═══ Task input
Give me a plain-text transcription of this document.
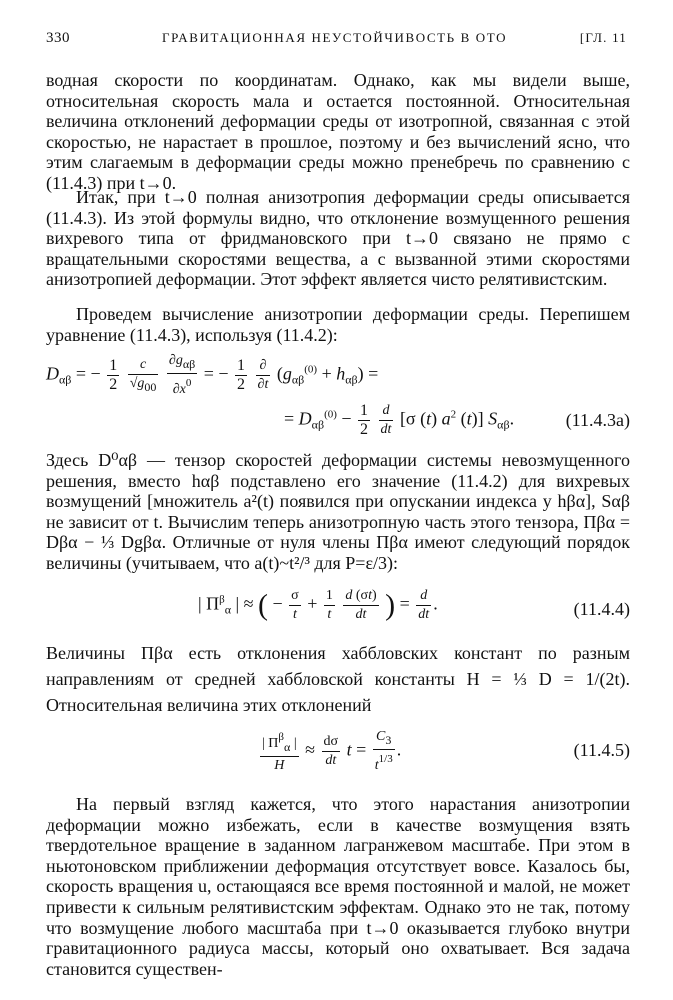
330	ГРАВИТАЦИОННАЯ НЕУСТОЙЧИВОСТЬ В ОТО	[ГЛ. 11

водная скорости по координатам. Однако, как мы видели выше, относительная скорость мала и остается постоянной. Относительная величина отклонений деформации среды от изотропной, связанная с этой скоростью, не нарастает в прошлое, поэтому и без вычислений ясно, что этим слагаемым в деформации среды можно пренебречь по сравнению с (11.4.3) при t→0.

Итак, при t→0 полная анизотропия деформации среды описывается (11.4.3). Из этой формулы видно, что отклонение возмущенного решения вихревого типа от фридмановского при t→0 связано не прямо с вращательными скоростями вещества, а с вызванной этими скоростями анизотропией деформации. Этот эффект является чисто релятивистским.

Проведем вычисление анизотропии деформации среды. Перепишем уравнение (11.4.3), используя (11.4.2):

$D_{\alpha\beta}$ = − $\frac{1}{2}$
$\frac{c}{√g00}$
$\frac{\text{∂gαβ}}{\partial x^0}$ = − $\frac{1}{2}$
$\frac{\partial}{\partial t} (g_{\alpha\beta}^{(0)} + h_{\alpha\beta})$ =
= $D_{\alpha\beta}^{(0)} - \frac{1}{2}$
$\frac{d}{dt} [\sigma$ (t) $a^2$ (t)] $S_{\alpha\beta}$.	(11.4.3а)

Здесь D⁰αβ — тензор скоростей деформации системы невозмущенного решения, вместо hαβ подставлено его значение (11.4.2) для вихревых возмущений [множитель a²(t) появился при опускании индекса у hβα], Sαβ не зависит от t. Вычислим теперь анизотропную часть этого тензора, Πβα = Dβα − ⅓ Dgβα. Отличные от нуля члены Πβα имеют следующий порядок величины (учитываем, что a(t)~t²/³ для P=ε/3):

| $\Pi^\beta_\alpha$ | ≈ ( − $\frac{\sigma}{t} + \frac{1}{t}$
$\frac{d (\sigma t)}{dt}$ ) = $\frac{d}{dt}$ .	(11.4.4)

Величины Πβα есть отклонения хаббловских констант по разным направлениям от средней хаббловской константы H = ⅓ D = 1/(2t). Относительная величина этих отклонений

$\frac{| \Pi^\beta\alpha |}{H} \approx \frac{d\sigma}{dt}$ $t = \frac{C3}{t^{1/3}}$ .	(11.4.5)

На первый взгляд кажется, что этого нарастания анизотропии деформации можно избежать, если в качестве возмущения взять твердотельное вращение в заданном лагранжевом масштабе. При этом в ньютоновском приближении деформация отсутствует вовсе. Казалось бы, скорость вращения u, остающаяся все время постоянной и малой, не может привести к сильным релятивистским эффектам. Однако это не так, потому что возмущение любого масштаба при t→0 оказывается глубоко внутри гравитационного радиуса массы, который оно охватывает. Вся задача становится существен-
══════
| Task |
Generate a word-for-word copy of the preceding records, excluding all pictures.

| Full answer |
Give me a plain-text transcription of this document.
330	ГРАВИТАЦИОННАЯ НЕУСТОЙЧИВОСТЬ В ОТО	[ГЛ. 11

водная скорости по координатам. Однако, как мы видели выше, относительная скорость мала и остается постоянной. Относительная величина отклонений деформации среды от изотропной, связанная с этой скоростью, не нарастает в прошлое, поэтому и без вычислений ясно, что этим слагаемым в деформации среды можно пренебречь по сравнению с (11.4.3) при t→0.

Итак, при t→0 полная анизотропия деформации среды описывается (11.4.3). Из этой формулы видно, что отклонение возмущенного решения вихревого типа от фридмановского при t→0 связано не прямо с вращательными скоростями вещества, а с вызванной этими скоростями анизотропией деформации. Этот эффект является чисто релятивистским.

Проведем вычисление анизотропии деформации среды. Перепишем уравнение (11.4.3), используя (11.4.2):

$D_{\alpha\beta}$ = − $\frac{1}{2}$
$\frac{c}{√g00}$
$\frac{\text{∂gαβ}}{\partial x^0}$ = − $\frac{1}{2}$
$\frac{\partial}{\partial t} (g_{\alpha\beta}^{(0)} + h_{\alpha\beta})$ =
= $D_{\alpha\beta}^{(0)} - \frac{1}{2}$
$\frac{d}{dt} [\sigma$ (t) $a^2$ (t)] $S_{\alpha\beta}$.	(11.4.3а)

Здесь D⁰αβ — тензор скоростей деформации системы невозмущенного решения, вместо hαβ подставлено его значение (11.4.2) для вихревых возмущений [множитель a²(t) появился при опускании индекса у hβα], Sαβ не зависит от t. Вычислим теперь анизотропную часть этого тензора, Πβα = Dβα − ⅓ Dgβα. Отличные от нуля члены Πβα имеют следующий порядок величины (учитываем, что a(t)~t²/³ для P=ε/3):

| $\Pi^\beta_\alpha$ | ≈ ( − $\frac{\sigma}{t} + \frac{1}{t}$
$\frac{d (\sigma t)}{dt}$ ) = $\frac{d}{dt}$ .	(11.4.4)

Величины Πβα есть отклонения хаббловских констант по разным направлениям от средней хаббловской константы H = ⅓ D = 1/(2t). Относительная величина этих отклонений

$\frac{| \Pi^\beta\alpha |}{H} \approx \frac{d\sigma}{dt}$ $t = \frac{C3}{t^{1/3}}$ .	(11.4.5)

На первый взгляд кажется, что этого нарастания анизотропии деформации можно избежать, если в качестве возмущения взять твердотельное вращение в заданном лагранжевом масштабе. При этом в ньютоновском приближении деформация отсутствует вовсе. Казалось бы, скорость вращения u, остающаяся все время постоянной и малой, не может привести к сильным релятивистским эффектам. Однако это не так, потому что возмущение любого масштаба при t→0 оказывается глубоко внутри гравитационного радиуса массы, который оно охватывает. Вся задача становится существен-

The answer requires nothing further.